(Lines of data)
** begin **
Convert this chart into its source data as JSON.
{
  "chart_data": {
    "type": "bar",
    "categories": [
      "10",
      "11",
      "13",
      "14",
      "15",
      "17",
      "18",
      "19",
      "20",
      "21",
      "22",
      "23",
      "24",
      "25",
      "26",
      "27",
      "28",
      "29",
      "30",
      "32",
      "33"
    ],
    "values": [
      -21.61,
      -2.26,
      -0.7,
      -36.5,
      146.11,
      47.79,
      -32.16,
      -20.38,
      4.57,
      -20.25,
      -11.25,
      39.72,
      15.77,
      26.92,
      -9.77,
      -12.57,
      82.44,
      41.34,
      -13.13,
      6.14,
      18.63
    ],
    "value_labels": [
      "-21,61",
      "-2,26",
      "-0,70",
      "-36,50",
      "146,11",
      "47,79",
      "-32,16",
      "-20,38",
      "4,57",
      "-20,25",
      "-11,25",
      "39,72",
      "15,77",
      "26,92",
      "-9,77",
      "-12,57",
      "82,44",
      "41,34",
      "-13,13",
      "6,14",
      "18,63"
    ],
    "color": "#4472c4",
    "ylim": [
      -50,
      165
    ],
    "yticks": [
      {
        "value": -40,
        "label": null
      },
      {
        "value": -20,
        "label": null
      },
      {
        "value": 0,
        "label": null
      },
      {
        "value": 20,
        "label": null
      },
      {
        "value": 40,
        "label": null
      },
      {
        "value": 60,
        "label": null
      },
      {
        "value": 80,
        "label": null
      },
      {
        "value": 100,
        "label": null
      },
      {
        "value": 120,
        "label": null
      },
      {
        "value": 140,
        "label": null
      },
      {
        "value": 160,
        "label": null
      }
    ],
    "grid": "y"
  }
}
** end **
Take the entries and copy them out exactly.

ANSWER TO THE TASK:
Convert this chart into its source data as JSON.
{
  "chart_data": {
    "type": "bar",
    "categories": [
      "10",
      "11",
      "13",
      "14",
      "15",
      "17",
      "18",
      "19",
      "20",
      "21",
      "22",
      "23",
      "24",
      "25",
      "26",
      "27",
      "28",
      "29",
      "30",
      "32",
      "33"
    ],
    "values": [
      -21.61,
      -2.26,
      -0.7,
      -36.5,
      146.11,
      47.79,
      -32.16,
      -20.38,
      4.57,
      -20.25,
      -11.25,
      39.72,
      15.77,
      26.92,
      -9.77,
      -12.57,
      82.44,
      41.34,
      -13.13,
      6.14,
      18.63
    ],
    "value_labels": [
      "-21,61",
      "-2,26",
      "-0,70",
      "-36,50",
      "146,11",
      "47,79",
      "-32,16",
      "-20,38",
      "4,57",
      "-20,25",
      "-11,25",
      "39,72",
      "15,77",
      "26,92",
      "-9,77",
      "-12,57",
      "82,44",
      "41,34",
      "-13,13",
      "6,14",
      "18,63"
    ],
    "color": "#4472c4",
    "ylim": [
      -50,
      165
    ],
    "yticks": [
      {
        "value": -40,
        "label": null
      },
      {
        "value": -20,
        "label": null
      },
      {
        "value": 0,
        "label": null
      },
      {
        "value": 20,
        "label": null
      },
      {
        "value": 40,
        "label": null
      },
      {
        "value": 60,
        "label": null
      },
      {
        "value": 80,
        "label": null
      },
      {
        "value": 100,
        "label": null
      },
      {
        "value": 120,
        "label": null
      },
      {
        "value": 140,
        "label": null
      },
      {
        "value": 160,
        "label": null
      }
    ],
    "grid": "y"
  }
}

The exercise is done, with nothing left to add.